[Begin INFORMATION PROVIDED]

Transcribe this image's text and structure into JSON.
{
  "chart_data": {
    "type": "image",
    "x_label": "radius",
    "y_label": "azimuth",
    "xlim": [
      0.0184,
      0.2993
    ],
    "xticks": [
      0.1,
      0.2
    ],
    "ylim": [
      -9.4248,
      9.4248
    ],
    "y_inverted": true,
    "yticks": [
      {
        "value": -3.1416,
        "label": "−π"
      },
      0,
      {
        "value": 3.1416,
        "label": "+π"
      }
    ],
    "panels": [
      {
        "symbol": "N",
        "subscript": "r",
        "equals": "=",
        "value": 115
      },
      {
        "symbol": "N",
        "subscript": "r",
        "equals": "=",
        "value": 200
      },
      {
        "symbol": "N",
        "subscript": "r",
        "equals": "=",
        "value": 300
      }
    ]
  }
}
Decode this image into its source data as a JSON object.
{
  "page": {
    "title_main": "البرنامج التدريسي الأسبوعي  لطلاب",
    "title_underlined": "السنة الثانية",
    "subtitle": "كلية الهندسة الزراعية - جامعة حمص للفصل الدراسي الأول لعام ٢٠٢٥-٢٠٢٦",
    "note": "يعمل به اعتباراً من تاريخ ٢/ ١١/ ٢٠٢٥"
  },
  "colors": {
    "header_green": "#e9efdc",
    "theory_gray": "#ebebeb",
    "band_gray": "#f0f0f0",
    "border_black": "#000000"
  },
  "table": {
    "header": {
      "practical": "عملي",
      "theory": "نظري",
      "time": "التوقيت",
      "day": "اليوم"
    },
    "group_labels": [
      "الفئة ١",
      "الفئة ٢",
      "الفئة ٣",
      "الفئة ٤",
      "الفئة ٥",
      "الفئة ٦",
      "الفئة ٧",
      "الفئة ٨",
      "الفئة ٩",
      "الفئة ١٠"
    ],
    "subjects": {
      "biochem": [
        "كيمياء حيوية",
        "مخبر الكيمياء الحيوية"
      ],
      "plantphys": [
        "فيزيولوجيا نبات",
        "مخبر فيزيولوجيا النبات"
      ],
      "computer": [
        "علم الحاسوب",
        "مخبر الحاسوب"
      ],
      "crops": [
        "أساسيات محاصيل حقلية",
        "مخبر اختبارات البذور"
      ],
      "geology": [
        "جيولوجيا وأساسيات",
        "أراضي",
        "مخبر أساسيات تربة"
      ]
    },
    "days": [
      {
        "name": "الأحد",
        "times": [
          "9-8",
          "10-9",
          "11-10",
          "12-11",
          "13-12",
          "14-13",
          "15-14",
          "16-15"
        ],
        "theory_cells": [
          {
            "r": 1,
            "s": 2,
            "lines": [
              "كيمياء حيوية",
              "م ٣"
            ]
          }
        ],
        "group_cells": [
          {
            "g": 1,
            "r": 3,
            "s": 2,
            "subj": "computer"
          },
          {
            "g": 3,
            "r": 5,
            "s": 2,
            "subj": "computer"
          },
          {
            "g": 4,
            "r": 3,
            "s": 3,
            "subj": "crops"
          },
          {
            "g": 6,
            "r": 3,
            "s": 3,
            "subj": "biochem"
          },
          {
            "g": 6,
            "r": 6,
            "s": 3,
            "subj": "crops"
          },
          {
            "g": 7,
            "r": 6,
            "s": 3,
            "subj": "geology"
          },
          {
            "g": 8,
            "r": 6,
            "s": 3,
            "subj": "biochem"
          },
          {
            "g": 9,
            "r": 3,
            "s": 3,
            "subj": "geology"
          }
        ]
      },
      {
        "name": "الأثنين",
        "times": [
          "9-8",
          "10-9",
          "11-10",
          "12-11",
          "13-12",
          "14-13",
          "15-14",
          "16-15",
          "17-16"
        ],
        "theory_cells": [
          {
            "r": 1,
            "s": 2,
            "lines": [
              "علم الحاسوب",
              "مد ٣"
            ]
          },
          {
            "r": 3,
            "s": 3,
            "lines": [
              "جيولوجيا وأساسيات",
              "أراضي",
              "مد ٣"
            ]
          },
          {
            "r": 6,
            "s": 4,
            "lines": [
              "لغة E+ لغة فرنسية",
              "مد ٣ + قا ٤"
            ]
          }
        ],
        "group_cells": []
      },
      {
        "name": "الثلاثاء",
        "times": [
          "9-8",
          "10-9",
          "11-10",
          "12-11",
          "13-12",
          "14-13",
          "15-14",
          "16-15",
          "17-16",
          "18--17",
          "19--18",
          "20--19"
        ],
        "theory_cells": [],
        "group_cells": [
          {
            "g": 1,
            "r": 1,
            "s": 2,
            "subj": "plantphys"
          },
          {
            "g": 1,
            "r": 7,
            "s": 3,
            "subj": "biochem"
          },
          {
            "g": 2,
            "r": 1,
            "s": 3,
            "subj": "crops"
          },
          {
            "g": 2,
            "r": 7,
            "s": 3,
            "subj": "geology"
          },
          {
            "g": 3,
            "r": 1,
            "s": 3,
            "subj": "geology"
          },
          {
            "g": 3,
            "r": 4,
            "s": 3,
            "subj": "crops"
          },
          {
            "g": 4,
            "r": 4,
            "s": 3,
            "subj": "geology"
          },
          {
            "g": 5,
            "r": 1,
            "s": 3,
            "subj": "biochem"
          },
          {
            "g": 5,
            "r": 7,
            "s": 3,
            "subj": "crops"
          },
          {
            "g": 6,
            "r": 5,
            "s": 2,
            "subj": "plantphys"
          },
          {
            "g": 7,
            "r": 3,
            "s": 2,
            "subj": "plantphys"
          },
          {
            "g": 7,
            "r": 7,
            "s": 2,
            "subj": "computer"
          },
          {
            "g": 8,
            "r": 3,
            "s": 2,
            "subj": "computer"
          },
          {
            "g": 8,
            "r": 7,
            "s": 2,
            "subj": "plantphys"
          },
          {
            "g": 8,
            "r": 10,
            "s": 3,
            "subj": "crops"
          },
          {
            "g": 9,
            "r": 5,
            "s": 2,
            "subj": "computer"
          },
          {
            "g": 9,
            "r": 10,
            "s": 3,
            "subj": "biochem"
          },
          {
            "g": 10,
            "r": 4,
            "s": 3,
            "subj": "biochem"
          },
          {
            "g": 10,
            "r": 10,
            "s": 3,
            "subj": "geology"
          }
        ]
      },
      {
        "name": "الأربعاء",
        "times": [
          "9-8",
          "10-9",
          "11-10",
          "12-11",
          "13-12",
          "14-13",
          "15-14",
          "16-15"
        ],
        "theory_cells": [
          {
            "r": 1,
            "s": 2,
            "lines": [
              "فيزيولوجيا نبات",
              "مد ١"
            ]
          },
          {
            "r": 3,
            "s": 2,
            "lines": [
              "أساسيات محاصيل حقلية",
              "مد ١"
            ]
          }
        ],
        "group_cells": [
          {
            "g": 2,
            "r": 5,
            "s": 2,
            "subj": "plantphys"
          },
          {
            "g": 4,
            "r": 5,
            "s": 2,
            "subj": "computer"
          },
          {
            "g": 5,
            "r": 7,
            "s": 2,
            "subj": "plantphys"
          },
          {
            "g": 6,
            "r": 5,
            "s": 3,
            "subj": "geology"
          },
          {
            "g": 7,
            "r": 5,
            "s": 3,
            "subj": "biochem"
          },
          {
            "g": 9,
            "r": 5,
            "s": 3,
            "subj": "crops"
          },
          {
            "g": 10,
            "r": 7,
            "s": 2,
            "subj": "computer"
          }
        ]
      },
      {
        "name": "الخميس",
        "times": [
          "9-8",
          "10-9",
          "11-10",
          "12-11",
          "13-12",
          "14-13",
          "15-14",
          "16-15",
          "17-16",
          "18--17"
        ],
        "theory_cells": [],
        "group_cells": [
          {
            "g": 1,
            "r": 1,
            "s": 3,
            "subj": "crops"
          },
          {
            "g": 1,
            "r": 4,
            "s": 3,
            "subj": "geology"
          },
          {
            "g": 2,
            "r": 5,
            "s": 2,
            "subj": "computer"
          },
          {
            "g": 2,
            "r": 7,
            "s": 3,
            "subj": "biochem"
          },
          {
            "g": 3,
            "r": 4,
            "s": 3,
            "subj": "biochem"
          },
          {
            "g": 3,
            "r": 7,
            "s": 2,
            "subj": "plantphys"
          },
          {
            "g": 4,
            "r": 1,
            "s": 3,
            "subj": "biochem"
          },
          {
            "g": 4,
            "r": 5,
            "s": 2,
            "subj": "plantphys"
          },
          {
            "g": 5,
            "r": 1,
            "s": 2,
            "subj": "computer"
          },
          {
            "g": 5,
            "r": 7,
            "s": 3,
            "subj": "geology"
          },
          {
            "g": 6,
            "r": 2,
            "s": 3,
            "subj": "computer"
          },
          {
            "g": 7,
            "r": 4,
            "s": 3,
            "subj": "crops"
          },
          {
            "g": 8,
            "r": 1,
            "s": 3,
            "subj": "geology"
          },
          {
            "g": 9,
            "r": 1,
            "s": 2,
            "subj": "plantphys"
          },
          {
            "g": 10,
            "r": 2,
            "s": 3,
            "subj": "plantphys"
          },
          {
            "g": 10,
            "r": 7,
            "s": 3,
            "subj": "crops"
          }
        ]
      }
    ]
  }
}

[End INFORMATION PROVIDED]

Report all lines of the data that include the word "name".

_FINISHED TASK_:
        "name": "الأحد",
        "name": "الأثنين",
        "name": "الثلاثاء",
        "name": "الأربعاء",
        "name": "الخميس",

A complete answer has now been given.